» PROVIDED DATA:
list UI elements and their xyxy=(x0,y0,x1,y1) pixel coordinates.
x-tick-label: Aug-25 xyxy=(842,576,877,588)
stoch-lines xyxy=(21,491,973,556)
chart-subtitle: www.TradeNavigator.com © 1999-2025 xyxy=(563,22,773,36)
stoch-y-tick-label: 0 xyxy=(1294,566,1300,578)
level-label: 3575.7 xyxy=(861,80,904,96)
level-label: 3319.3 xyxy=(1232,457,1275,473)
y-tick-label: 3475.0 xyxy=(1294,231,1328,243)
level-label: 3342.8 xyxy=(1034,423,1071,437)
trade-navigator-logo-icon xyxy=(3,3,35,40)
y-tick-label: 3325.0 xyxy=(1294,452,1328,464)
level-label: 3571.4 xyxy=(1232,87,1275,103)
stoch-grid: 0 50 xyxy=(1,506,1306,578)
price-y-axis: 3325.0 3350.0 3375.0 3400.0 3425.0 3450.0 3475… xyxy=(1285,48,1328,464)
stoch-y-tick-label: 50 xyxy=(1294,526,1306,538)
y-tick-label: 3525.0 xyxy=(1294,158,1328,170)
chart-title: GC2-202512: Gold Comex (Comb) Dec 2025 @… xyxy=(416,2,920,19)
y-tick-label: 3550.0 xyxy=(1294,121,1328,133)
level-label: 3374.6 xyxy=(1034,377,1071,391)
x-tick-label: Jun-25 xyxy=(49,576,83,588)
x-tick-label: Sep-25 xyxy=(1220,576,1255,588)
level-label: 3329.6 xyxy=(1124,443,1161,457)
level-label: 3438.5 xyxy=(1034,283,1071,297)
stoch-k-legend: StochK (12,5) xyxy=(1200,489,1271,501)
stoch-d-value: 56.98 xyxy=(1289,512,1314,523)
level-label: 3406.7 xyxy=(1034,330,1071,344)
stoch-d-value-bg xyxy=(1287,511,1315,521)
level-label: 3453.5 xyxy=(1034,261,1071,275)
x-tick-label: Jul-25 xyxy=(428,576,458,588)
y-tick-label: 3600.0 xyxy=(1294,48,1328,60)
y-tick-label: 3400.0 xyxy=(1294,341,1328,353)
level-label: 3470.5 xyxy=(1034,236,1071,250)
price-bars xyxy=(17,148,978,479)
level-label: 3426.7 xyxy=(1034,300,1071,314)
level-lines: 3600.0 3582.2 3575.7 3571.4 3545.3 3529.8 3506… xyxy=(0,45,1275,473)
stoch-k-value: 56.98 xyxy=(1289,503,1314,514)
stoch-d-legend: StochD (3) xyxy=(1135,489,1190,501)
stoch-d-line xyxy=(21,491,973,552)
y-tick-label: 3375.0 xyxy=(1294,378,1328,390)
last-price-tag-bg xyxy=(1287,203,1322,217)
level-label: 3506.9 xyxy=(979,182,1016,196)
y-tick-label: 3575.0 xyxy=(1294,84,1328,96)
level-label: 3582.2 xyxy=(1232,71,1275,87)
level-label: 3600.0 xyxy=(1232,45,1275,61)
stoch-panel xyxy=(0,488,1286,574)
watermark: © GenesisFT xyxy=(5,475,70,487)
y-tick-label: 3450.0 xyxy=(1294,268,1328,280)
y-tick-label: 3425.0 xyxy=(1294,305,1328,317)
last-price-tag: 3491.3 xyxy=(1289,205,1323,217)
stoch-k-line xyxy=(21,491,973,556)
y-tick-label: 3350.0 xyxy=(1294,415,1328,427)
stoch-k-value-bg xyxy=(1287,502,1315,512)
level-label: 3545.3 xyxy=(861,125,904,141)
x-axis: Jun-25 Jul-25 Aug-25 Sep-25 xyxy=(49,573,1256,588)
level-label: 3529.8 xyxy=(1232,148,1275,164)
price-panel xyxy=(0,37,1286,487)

» TASK OBJECTIVE: Each record must be transcribed exactly, with nothing left out.

» EXERCISE RESPONSE:
list UI elements and their xyxy=(x0,y0,x1,y1) pixel coordinates.
x-tick-label: Aug-25 xyxy=(842,576,877,588)
stoch-lines xyxy=(21,491,973,556)
chart-subtitle: www.TradeNavigator.com © 1999-2025 xyxy=(563,22,773,36)
stoch-y-tick-label: 0 xyxy=(1294,566,1300,578)
level-label: 3575.7 xyxy=(861,80,904,96)
level-label: 3319.3 xyxy=(1232,457,1275,473)
y-tick-label: 3475.0 xyxy=(1294,231,1328,243)
level-label: 3342.8 xyxy=(1034,423,1071,437)
trade-navigator-logo-icon xyxy=(3,3,35,40)
y-tick-label: 3325.0 xyxy=(1294,452,1328,464)
level-label: 3571.4 xyxy=(1232,87,1275,103)
stoch-grid: 0 50 xyxy=(1,506,1306,578)
price-y-axis: 3325.0 3350.0 3375.0 3400.0 3425.0 3450.0 3475… xyxy=(1285,48,1328,464)
stoch-y-tick-label: 50 xyxy=(1294,526,1306,538)
y-tick-label: 3525.0 xyxy=(1294,158,1328,170)
chart-title: GC2-202512: Gold Comex (Comb) Dec 2025 @… xyxy=(416,2,920,19)
y-tick-label: 3550.0 xyxy=(1294,121,1328,133)
level-label: 3374.6 xyxy=(1034,377,1071,391)
x-tick-label: Jun-25 xyxy=(49,576,83,588)
x-tick-label: Sep-25 xyxy=(1220,576,1255,588)
level-label: 3329.6 xyxy=(1124,443,1161,457)
level-label: 3438.5 xyxy=(1034,283,1071,297)
stoch-k-legend: StochK (12,5) xyxy=(1200,489,1271,501)
stoch-d-value: 56.98 xyxy=(1289,512,1314,523)
level-label: 3406.7 xyxy=(1034,330,1071,344)
stoch-d-value-bg xyxy=(1287,511,1315,521)
level-label: 3453.5 xyxy=(1034,261,1071,275)
x-tick-label: Jul-25 xyxy=(428,576,458,588)
y-tick-label: 3600.0 xyxy=(1294,48,1328,60)
y-tick-label: 3400.0 xyxy=(1294,341,1328,353)
level-label: 3470.5 xyxy=(1034,236,1071,250)
price-bars xyxy=(17,148,978,479)
level-label: 3426.7 xyxy=(1034,300,1071,314)
level-lines: 3600.0 3582.2 3575.7 3571.4 3545.3 3529.8 3506… xyxy=(0,45,1275,473)
stoch-k-value: 56.98 xyxy=(1289,503,1314,514)
stoch-d-legend: StochD (3) xyxy=(1135,489,1190,501)
stoch-d-line xyxy=(21,491,973,552)
y-tick-label: 3375.0 xyxy=(1294,378,1328,390)
last-price-tag-bg xyxy=(1287,203,1322,217)
level-label: 3506.9 xyxy=(979,182,1016,196)
y-tick-label: 3575.0 xyxy=(1294,84,1328,96)
level-label: 3582.2 xyxy=(1232,71,1275,87)
level-label: 3600.0 xyxy=(1232,45,1275,61)
stoch-panel xyxy=(0,488,1286,574)
watermark: © GenesisFT xyxy=(5,475,70,487)
y-tick-label: 3450.0 xyxy=(1294,268,1328,280)
y-tick-label: 3425.0 xyxy=(1294,305,1328,317)
last-price-tag: 3491.3 xyxy=(1289,205,1323,217)
stoch-k-line xyxy=(21,491,973,556)
y-tick-label: 3350.0 xyxy=(1294,415,1328,427)
stoch-k-value-bg xyxy=(1287,502,1315,512)
level-label: 3545.3 xyxy=(861,125,904,141)
x-axis: Jun-25 Jul-25 Aug-25 Sep-25 xyxy=(49,573,1256,588)
level-label: 3529.8 xyxy=(1232,148,1275,164)
price-panel xyxy=(0,37,1286,487)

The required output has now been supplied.